WHAT TO WORK ON
1. Please edit the section of the music thread that opens with "# next stop" and closes with "Really facinating!", giving it again with "Chamber Orchestra" changed to "Youth Orchestra".
2. Summarize the music thread in two sentences.
3. Write the next part of the music thread, starting right after its final line.

SELECTED PASSAGE
************
# next stop - mix



## Oskaar (Mar 17, 2011)

*Shaker Loops*

*Shaker Loops by John Adams: I. Shaking and Trembling, II. Hymning Slews, III. Loops and Verses, and IV. A Final Shaking. Live performance of the Ruth Asawa San Francisco School Of The Arts Chamber Orchestra directed by Matthew Cmiel.*

Really facinating!
Very good performance


----------



## Oskaar (Mar 17, 2011)

*Reich: Piano Phase*

*Tinnitus Piano Duo*

Facinating in a way. Monotiny can also be a good listening ezperiance, putting you in a certain mood or state.

youtube comments

*This is just SO awesome
Do NOT skip in this vid!!﻿

Thx, Mr Huisman for the upload. Great work!﻿

how could you NOT luv Steve Reich﻿*


----------



## Oskaar (Mar 17, 2011)
************
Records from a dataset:
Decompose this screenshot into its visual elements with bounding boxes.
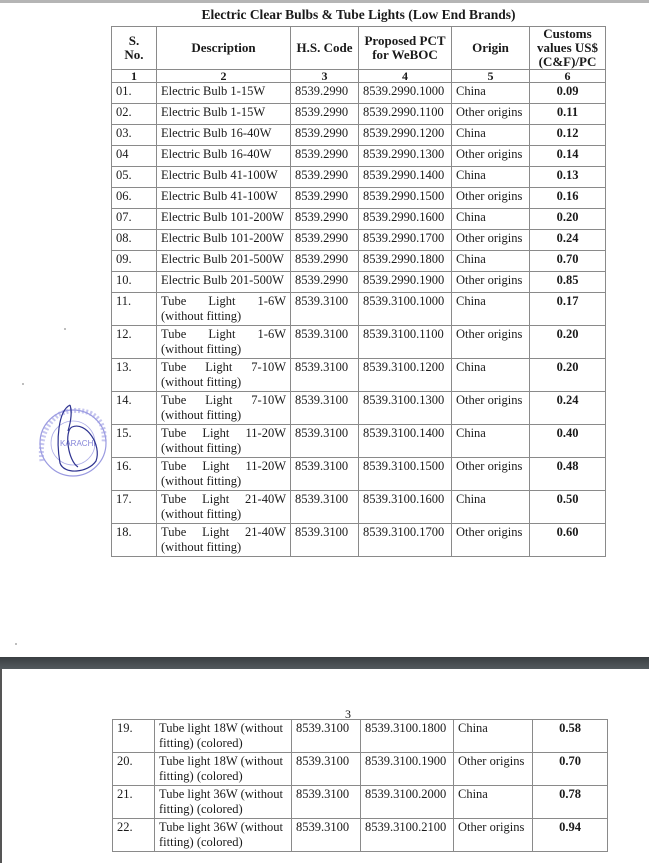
serial-number: 02. [112,104,157,125]
column-number: 4 [359,70,452,83]
customs-value: 0.50 [530,491,606,524]
proposed-pct: 8539.3100.1000 [359,293,452,326]
customs-value: 0.94 [533,819,608,852]
serial-number: 18. [112,524,157,557]
customs-value: 0.24 [530,230,606,251]
origin: China [452,293,530,326]
description-line: (without fitting) [161,408,241,422]
table-row: 21.Tube light 36W (withoutfitting) (colo… [113,786,608,819]
hs-code: 8539.3100 [291,458,359,491]
description-word: 1-6W [258,327,286,342]
description: TubeLight1-6W(without fitting) [157,293,291,326]
description: Electric Bulb 1-15W [157,104,291,125]
header-sno: S.No. [112,27,157,70]
proposed-pct: 8539.2990.1500 [359,188,452,209]
table-row: 16.TubeLight11-20W(without fitting)8539.… [112,458,606,491]
table-row: 07.Electric Bulb 101-200W8539.29908539.2… [112,209,606,230]
description: TubeLight1-6W(without fitting) [157,326,291,359]
customs-stamp-icon: KARACHI [28,401,118,481]
table-row: 15.TubeLight11-20W(without fitting)8539.… [112,425,606,458]
customs-value: 0.70 [530,251,606,272]
description-word: 7-10W [251,360,286,375]
hs-code: 8539.3100 [291,293,359,326]
serial-number: 06. [112,188,157,209]
origin: China [454,786,533,819]
hs-code: 8539.2990 [291,188,359,209]
hs-code: 8539.3100 [292,786,361,819]
description-line: (without fitting) [161,342,241,356]
description: Electric Bulb 1-15W [157,83,291,104]
description-word: Light [202,492,229,507]
customs-value: 0.78 [533,786,608,819]
origin: Other origins [452,458,530,491]
origin: China [452,209,530,230]
table-row: 04Electric Bulb 16-40W8539.29908539.2990… [112,146,606,167]
description-line: Tube light 36W (without [159,787,283,801]
description-word: Light [202,459,229,474]
customs-value: 0.70 [533,753,608,786]
customs-values-table-continued: 19.Tube light 18W (withoutfitting) (colo… [112,719,608,852]
proposed-pct: 8539.2990.1900 [359,272,452,293]
description-line: Tube light 36W (without [159,820,283,834]
description-word: 7-10W [251,393,286,408]
table-row: 05.Electric Bulb 41-100W8539.29908539.29… [112,167,606,188]
table-row: 10.Electric Bulb 201-500W8539.29908539.2… [112,272,606,293]
document-page-1: Electric Clear Bulbs & Tube Lights (Low … [0,0,649,657]
serial-number: 09. [112,251,157,272]
serial-number: 03. [112,125,157,146]
table-header-row: S.No. Description H.S. Code Proposed PCT… [112,27,606,70]
origin: China [452,359,530,392]
origin: Other origins [452,188,530,209]
table-row: 22.Tube light 36W (withoutfitting) (colo… [113,819,608,852]
serial-number: 20. [113,753,155,786]
description-word: Tube [161,294,186,309]
description-word: Light [208,294,235,309]
header-origin: Origin [452,27,530,70]
serial-number: 21. [113,786,155,819]
serial-number: 12. [112,326,157,359]
customs-value: 0.20 [530,209,606,230]
description-word: Tube [161,393,186,408]
description-line: (without fitting) [161,507,241,521]
origin: Other origins [452,146,530,167]
column-number: 1 [112,70,157,83]
description-word: Tube [161,327,186,342]
proposed-pct: 8539.3100.1100 [359,326,452,359]
hs-code: 8539.2990 [291,104,359,125]
origin: Other origins [452,326,530,359]
serial-number: 11. [112,293,157,326]
hs-code: 8539.2990 [291,230,359,251]
hs-code: 8539.2990 [291,146,359,167]
serial-number: 05. [112,167,157,188]
description-word: 11-20W [246,459,287,474]
hs-code: 8539.3100 [291,524,359,557]
serial-number: 13. [112,359,157,392]
proposed-pct: 8539.3100.2100 [361,819,454,852]
description-line: (without fitting) [161,309,241,323]
origin: China [452,167,530,188]
description: TubeLight11-20W(without fitting) [157,458,291,491]
customs-value: 0.12 [530,125,606,146]
description: Tube light 36W (withoutfitting) (colored… [155,819,292,852]
table-row: 12.TubeLight1-6W(without fitting)8539.31… [112,326,606,359]
description-word: Tube [161,492,186,507]
origin: Other origins [452,104,530,125]
proposed-pct: 8539.2990.1400 [359,167,452,188]
proposed-pct: 8539.3100.1200 [359,359,452,392]
origin: Other origins [452,524,530,557]
description: Electric Bulb 101-200W [157,209,291,230]
proposed-pct: 8539.2990.1300 [359,146,452,167]
origin: China [452,491,530,524]
origin: China [452,83,530,104]
serial-number: 14. [112,392,157,425]
origin: Other origins [454,753,533,786]
serial-number: 19. [113,720,155,753]
proposed-pct: 8539.3100.1600 [359,491,452,524]
origin: Other origins [454,819,533,852]
hs-code: 8539.3100 [292,819,361,852]
origin: China [452,125,530,146]
description-word: Tube [161,360,186,375]
proposed-pct: 8539.3100.1400 [359,425,452,458]
customs-value: 0.48 [530,458,606,491]
table-row: 14.TubeLight7-10W(without fitting)8539.3… [112,392,606,425]
description-line: (without fitting) [161,540,241,554]
serial-number: 10. [112,272,157,293]
description: Electric Bulb 201-500W [157,251,291,272]
proposed-pct: 8539.2990.1600 [359,209,452,230]
origin: China [452,251,530,272]
description-word: Tube [161,426,186,441]
column-number: 2 [157,70,291,83]
description-word: Light [205,360,232,375]
description: Electric Bulb 16-40W [157,146,291,167]
table-row: 06.Electric Bulb 41-100W8539.29908539.29… [112,188,606,209]
table-row: 01.Electric Bulb 1-15W8539.29908539.2990… [112,83,606,104]
hs-code: 8539.3100 [291,326,359,359]
proposed-pct: 8539.3100.2000 [361,786,454,819]
scan-speck [22,383,24,385]
customs-value: 0.60 [530,524,606,557]
table-row: 09.Electric Bulb 201-500W8539.29908539.2… [112,251,606,272]
description: TubeLight7-10W(without fitting) [157,392,291,425]
proposed-pct: 8539.2990.1100 [359,104,452,125]
customs-value: 0.09 [530,83,606,104]
table-row: 03.Electric Bulb 16-40W8539.29908539.299… [112,125,606,146]
serial-number: 04 [112,146,157,167]
table-row: 17.TubeLight21-40W(without fitting)8539.… [112,491,606,524]
description-line: Tube light 18W (without [159,754,283,768]
description: Electric Bulb 201-500W [157,272,291,293]
origin: Other origins [452,272,530,293]
serial-number: 08. [112,230,157,251]
customs-value: 0.11 [530,104,606,125]
column-number-row: 1 2 3 4 5 6 [112,70,606,83]
customs-values-table: S.No. Description H.S. Code Proposed PCT… [111,26,606,557]
hs-code: 8539.2990 [291,251,359,272]
description-line: fitting) (colored) [159,769,243,783]
hs-code: 8539.3100 [291,392,359,425]
customs-value: 0.58 [533,720,608,753]
proposed-pct: 8539.3100.1300 [359,392,452,425]
description: Tube light 18W (withoutfitting) (colored… [155,753,292,786]
proposed-pct: 8539.3100.1500 [359,458,452,491]
document-page-2: 3 19.Tube light 18W (withoutfitting) (co… [0,669,649,863]
description: TubeLight11-20W(without fitting) [157,425,291,458]
origin: China [452,425,530,458]
proposed-pct: 8539.2990.1000 [359,83,452,104]
scan-speck [15,643,17,645]
serial-number: 01. [112,83,157,104]
customs-value: 0.24 [530,392,606,425]
page-separator [0,657,649,669]
header-description: Description [157,27,291,70]
column-number: 3 [291,70,359,83]
origin: Other origins [452,230,530,251]
description-line: (without fitting) [161,375,241,389]
table-row: 20.Tube light 18W (withoutfitting) (colo… [113,753,608,786]
hs-code: 8539.2990 [291,125,359,146]
hs-code: 8539.3100 [292,753,361,786]
hs-code: 8539.2990 [291,83,359,104]
customs-value: 0.20 [530,326,606,359]
origin: Other origins [452,392,530,425]
description-word: Light [205,393,232,408]
hs-code: 8539.2990 [291,209,359,230]
description: TubeLight7-10W(without fitting) [157,359,291,392]
customs-value: 0.17 [530,293,606,326]
table-row: 13.TubeLight7-10W(without fitting)8539.3… [112,359,606,392]
hs-code: 8539.2990 [291,167,359,188]
table-row: 02.Electric Bulb 1-15W8539.29908539.2990… [112,104,606,125]
description-word: Light [202,426,229,441]
description-line: fitting) (colored) [159,802,243,816]
proposed-pct: 8539.2990.1800 [359,251,452,272]
header-proposed-pct: Proposed PCTfor WeBOC [359,27,452,70]
serial-number: 07. [112,209,157,230]
serial-number: 15. [112,425,157,458]
description: Electric Bulb 16-40W [157,125,291,146]
customs-value: 0.40 [530,425,606,458]
description-word: Light [208,327,235,342]
serial-number: 22. [113,819,155,852]
description-line: fitting) (colored) [159,835,243,849]
table-row: 11.TubeLight1-6W(without fitting)8539.31… [112,293,606,326]
customs-value: 0.14 [530,146,606,167]
hs-code: 8539.3100 [291,491,359,524]
serial-number: 16. [112,458,157,491]
column-number: 6 [530,70,606,83]
description-line: (without fitting) [161,441,241,455]
description-line: (without fitting) [161,474,241,488]
column-number: 5 [452,70,530,83]
serial-number: 17. [112,491,157,524]
description: Electric Bulb 41-100W [157,188,291,209]
table-row: 08.Electric Bulb 101-200W8539.29908539.2… [112,230,606,251]
proposed-pct: 8539.3100.1700 [359,524,452,557]
description-word: 11-20W [246,426,287,441]
description-word: Tube [161,525,186,540]
description: Tube light 36W (withoutfitting) (colored… [155,786,292,819]
description-line: Tube light 18W (without [159,721,283,735]
description: Tube light 18W (withoutfitting) (colored… [155,720,292,753]
proposed-pct: 8539.2990.1200 [359,125,452,146]
table-row: 19.Tube light 18W (withoutfitting) (colo… [113,720,608,753]
stamp-center-text: KARACHI [60,439,96,448]
description-line: fitting) (colored) [159,736,243,750]
document-title: Electric Clear Bulbs & Tube Lights (Low … [112,7,605,23]
proposed-pct: 8539.3100.1800 [361,720,454,753]
table-row: 18.TubeLight21-40W(without fitting)8539.… [112,524,606,557]
description-word: 1-6W [258,294,286,309]
origin: China [454,720,533,753]
customs-value: 0.13 [530,167,606,188]
hs-code: 8539.3100 [291,359,359,392]
hs-code: 8539.3100 [291,425,359,458]
description: Electric Bulb 101-200W [157,230,291,251]
description-word: 21-40W [245,492,286,507]
description-word: 21-40W [245,525,286,540]
header-hs-code: H.S. Code [291,27,359,70]
hs-code: 8539.3100 [292,720,361,753]
description-word: Light [202,525,229,540]
customs-value: 0.85 [530,272,606,293]
hs-code: 8539.2990 [291,272,359,293]
description-word: Tube [161,459,186,474]
description: TubeLight21-40W(without fitting) [157,491,291,524]
proposed-pct: 8539.2990.1700 [359,230,452,251]
description: TubeLight21-40W(without fitting) [157,524,291,557]
scan-speck [64,328,66,330]
customs-value: 0.16 [530,188,606,209]
customs-value: 0.20 [530,359,606,392]
proposed-pct: 8539.3100.1900 [361,753,454,786]
description: Electric Bulb 41-100W [157,167,291,188]
header-customs-value: Customsvalues US$(C&F)/PC [530,27,606,70]
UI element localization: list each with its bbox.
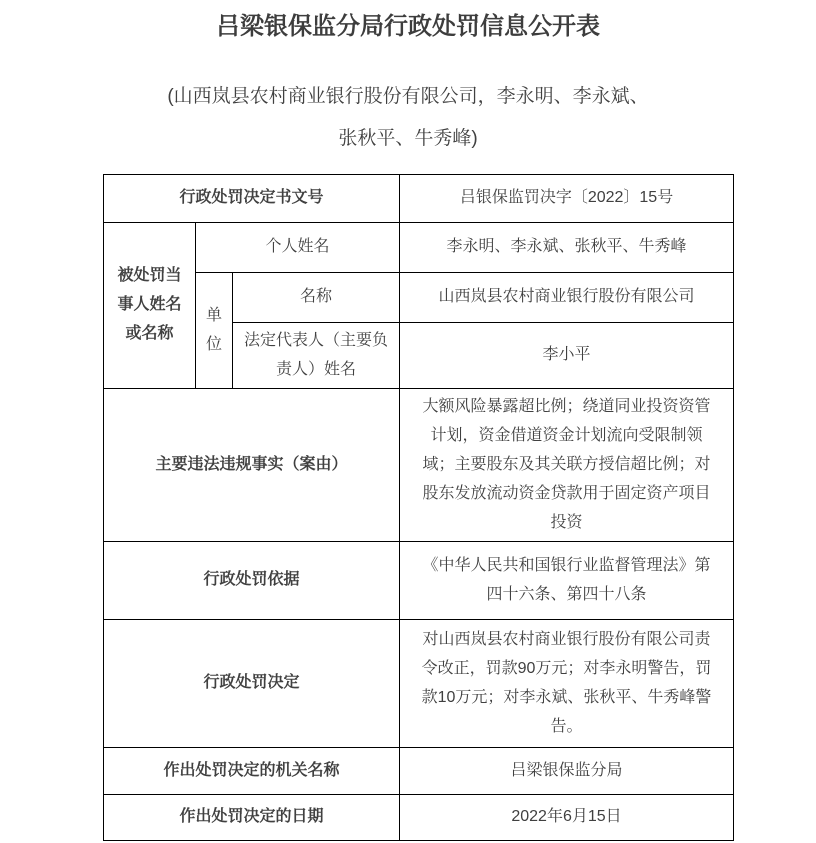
unit-name-label-cell: 名称 (233, 272, 400, 322)
page: 吕梁银保监分局行政处罚信息公开表 (山西岚县农村商业银行股份有限公司，李永明、李… (0, 0, 816, 843)
table-row-unit-name: 单位 名称 山西岚县农村商业银行股份有限公司 (104, 272, 734, 322)
table-row-date: 作出处罚决定的日期 2022年6月15日 (104, 795, 734, 841)
table-row-doc-no: 行政处罚决定书文号 吕银保监罚决字〔2022〕15号 (104, 174, 734, 222)
table-row-basis: 行政处罚依据 《中华人民共和国银行业监督管理法》第 四十六条、第四十八条 (104, 542, 734, 620)
facts-value-cell: 大额风险暴露超比例；绕道同业投资资管 计划，资金借道资金计划流向受限制领 域；主… (400, 389, 734, 542)
unit-name-value-cell: 山西岚县农村商业银行股份有限公司 (400, 272, 734, 322)
basis-value-cell: 《中华人民共和国银行业监督管理法》第 四十六条、第四十八条 (400, 542, 734, 620)
page-title: 吕梁银保监分局行政处罚信息公开表 (0, 0, 816, 42)
date-value-cell: 2022年6月15日 (400, 795, 734, 841)
facts-label-cell: 主要违法违规事实（案由） (104, 389, 400, 542)
person-name-value-cell: 李永明、李永斌、张秋平、牛秀峰 (400, 222, 734, 272)
decision-value-cell: 对山西岚县农村商业银行股份有限公司责 令改正，罚款90万元；对李永明警告，罚 款… (400, 620, 734, 748)
table-row-facts: 主要违法违规事实（案由） 大额风险暴露超比例；绕道同业投资资管 计划，资金借道资… (104, 389, 734, 542)
table-row-decision: 行政处罚决定 对山西岚县农村商业银行股份有限公司责 令改正，罚款90万元；对李永… (104, 620, 734, 748)
table-row-authority: 作出处罚决定的机关名称 吕梁银保监分局 (104, 748, 734, 795)
basis-label-cell: 行政处罚依据 (104, 542, 400, 620)
authority-label-cell: 作出处罚决定的机关名称 (104, 748, 400, 795)
legal-rep-label-cell: 法定代表人（主要负责人）姓名 (233, 322, 400, 389)
party-label-cell: 被处罚当事人姓名或名称 (104, 222, 196, 389)
person-name-label-cell: 个人姓名 (196, 222, 400, 272)
doc-no-value-cell: 吕银保监罚决字〔2022〕15号 (400, 174, 734, 222)
table-row-person-name: 被处罚当事人姓名或名称 个人姓名 李永明、李永斌、张秋平、牛秀峰 (104, 222, 734, 272)
page-subtitle: (山西岚县农村商业银行股份有限公司，李永明、李永斌、 张秋平、牛秀峰) (0, 76, 816, 160)
authority-value-cell: 吕梁银保监分局 (400, 748, 734, 795)
unit-label-cell: 单位 (196, 272, 233, 389)
decision-label-cell: 行政处罚决定 (104, 620, 400, 748)
date-label-cell: 作出处罚决定的日期 (104, 795, 400, 841)
doc-no-label-cell: 行政处罚决定书文号 (104, 174, 400, 222)
penalty-info-table: 行政处罚决定书文号 吕银保监罚决字〔2022〕15号 被处罚当事人姓名或名称 个… (103, 174, 734, 842)
legal-rep-value-cell: 李小平 (400, 322, 734, 389)
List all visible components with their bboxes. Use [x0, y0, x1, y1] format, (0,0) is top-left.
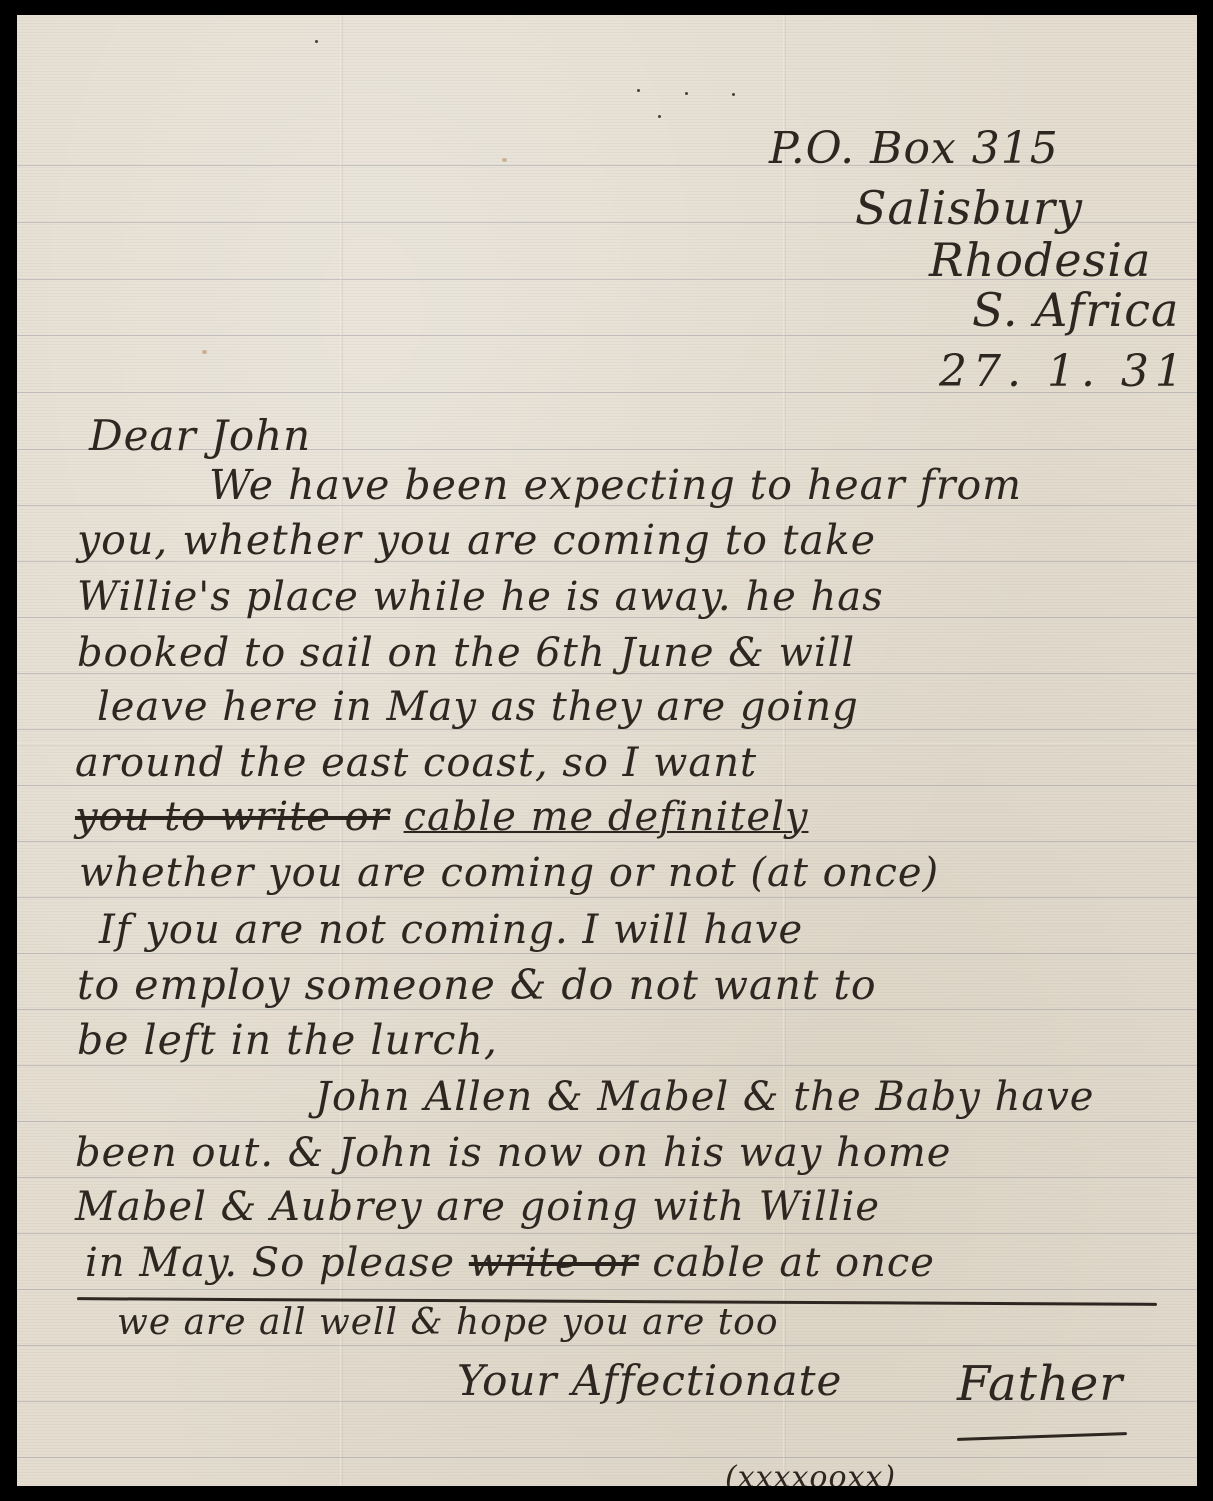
ink-speck [685, 92, 688, 95]
struck-text: you to write or [75, 794, 390, 840]
body-line: in May. So please write or cable at once [85, 1243, 935, 1283]
ruled-line [17, 1345, 1197, 1346]
ruled-line [17, 953, 1197, 954]
ruled-line [17, 1065, 1197, 1066]
closing: Your Affectionate [457, 1360, 842, 1402]
body-line: you, whether you are coming to take [77, 520, 876, 561]
body-text: cable at once [652, 1240, 935, 1286]
address-city: Salisbury [855, 185, 1083, 231]
struck-text: write or [469, 1240, 639, 1286]
body-line: around the east coast, so I want [75, 743, 757, 783]
body-line: John Allen & Mabel & the Baby have [315, 1077, 1094, 1117]
body-line: We have been expecting to hear from [209, 465, 1022, 506]
letter-date: 27. 1. 31 [939, 350, 1189, 394]
body-text: in May. So please [85, 1240, 455, 1286]
body-line: we are all well & hope you are too [117, 1305, 779, 1341]
body-line: booked to sail on the 6th June & will [77, 633, 855, 673]
address-region: S. Africa [972, 287, 1179, 333]
body-line: If you are not coming. I will have [99, 910, 803, 950]
signature-underline [957, 1432, 1127, 1441]
body-line: Mabel & Aubrey are going with Willie [75, 1187, 880, 1227]
ruled-line [17, 1009, 1197, 1010]
body-line: you to write or cable me definitely [75, 797, 808, 837]
body-line: be left in the lurch, [77, 1020, 498, 1061]
ruled-line [17, 1233, 1197, 1234]
paper-stain [502, 158, 507, 162]
address-country: Rhodesia [929, 237, 1151, 283]
ink-speck [732, 93, 735, 96]
salutation: Dear John [89, 415, 311, 457]
ink-speck [658, 115, 661, 118]
address-po-box: P.O. Box 315 [769, 127, 1059, 171]
ruled-line [17, 1457, 1197, 1458]
kisses: (xxxxooxx) [725, 1463, 896, 1486]
body-line: whether you are coming or not (at once) [79, 853, 939, 893]
ruled-line [17, 1121, 1197, 1122]
body-line: Willie's place while he is away. he has [77, 577, 884, 617]
body-line: leave here in May as they are going [97, 687, 859, 727]
ruled-line [17, 841, 1197, 842]
ink-speck [315, 40, 318, 43]
ruled-line [17, 1177, 1197, 1178]
body-text: cable me definitely [404, 794, 809, 840]
ink-speck [637, 89, 640, 92]
body-line: been out. & John is now on his way home [75, 1133, 951, 1173]
signature: Father [957, 1360, 1123, 1408]
ruled-line [17, 1289, 1197, 1290]
paper-stain [202, 350, 207, 354]
letter-page: P.O. Box 315 Salisbury Rhodesia S. Afric… [17, 15, 1197, 1486]
ruled-line [17, 897, 1197, 898]
body-line: to employ someone & do not want to [77, 965, 877, 1006]
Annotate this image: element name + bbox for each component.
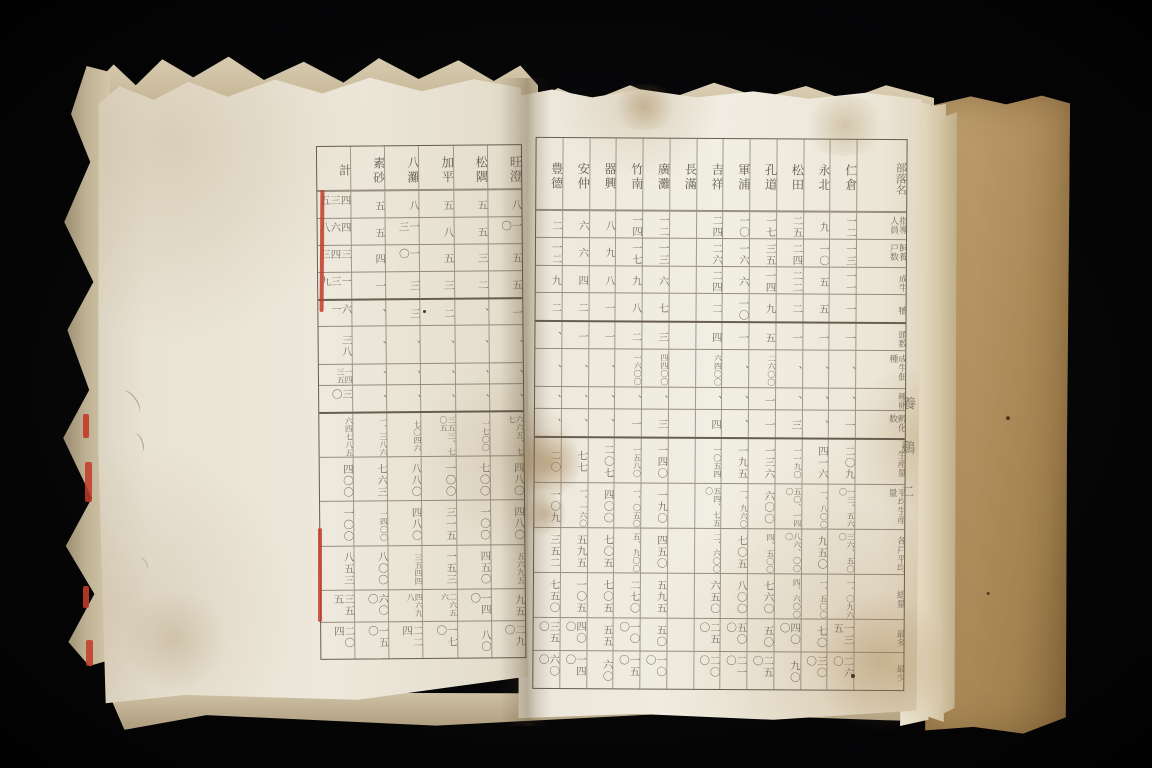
************
RESPONSES IN ORDER
1.
# next stop - mix



## Oskaar (Mar 17, 2011)

*Shaker Loops*

*Shaker Loops by John Adams: I. Shaking and Trembling, II. Hymning Slews, III. Loops and Verses, and IV. A Final Shaking. Live performance of the Ruth Asawa San Francisco School Of The Arts Youth Orchestra directed by Matthew Cmiel.*

Really facinating!

2. On Mar 17, 2011, Oskaar shares a live performance of John Adams's Shaker Loops by the Ruth Asawa San Francisco School Of The Arts Chamber Orchestra, directed by Matthew Cmiel, and calls it fascinating and very good. He also posts Reich's Piano Phase played by the Tinnitus Piano Duo, saying monotony can be a good listening experience that puts you in a certain mood, and quotes YouTube comments praising the piece and Steve Reich.

3.
*CARMEN - GEORGES BIZET - 2010 ( VIENNA )*

*Cast
Carmen: Nadia Krasteva
Don José: Massimo Giordano
Micaela: Anna Netrebko
Escamillo: Ildebrando d'Arcangelo
Frasquita: Anita Hartig
Mercedes: Zoryana Kushpler
Zúñiga: Alexandru Moisiuc
Morales: Adrian Eröd
Remendado: Herwig Pecoraro
Dancaire: Tae Joong Yang

Conductor: Andris Nelsons
Chor und Orchester der Wiener Staatsoper*

Youtube comments

*The quality of the performance makes up for the uber 240p video quality

Eine der besten Darstellungen dieser schönen Oper. Ich liebe die Qualität der Leistung. Die Wiener Philharmoniker ein Beauty. Die Wiener Staatsoper ist die beste Firma der Welt betreibt. Herzlichen Glückwunsch! Grüße aus Mexiko!﻿*


----------



## Oskaar (Mar 17, 2011)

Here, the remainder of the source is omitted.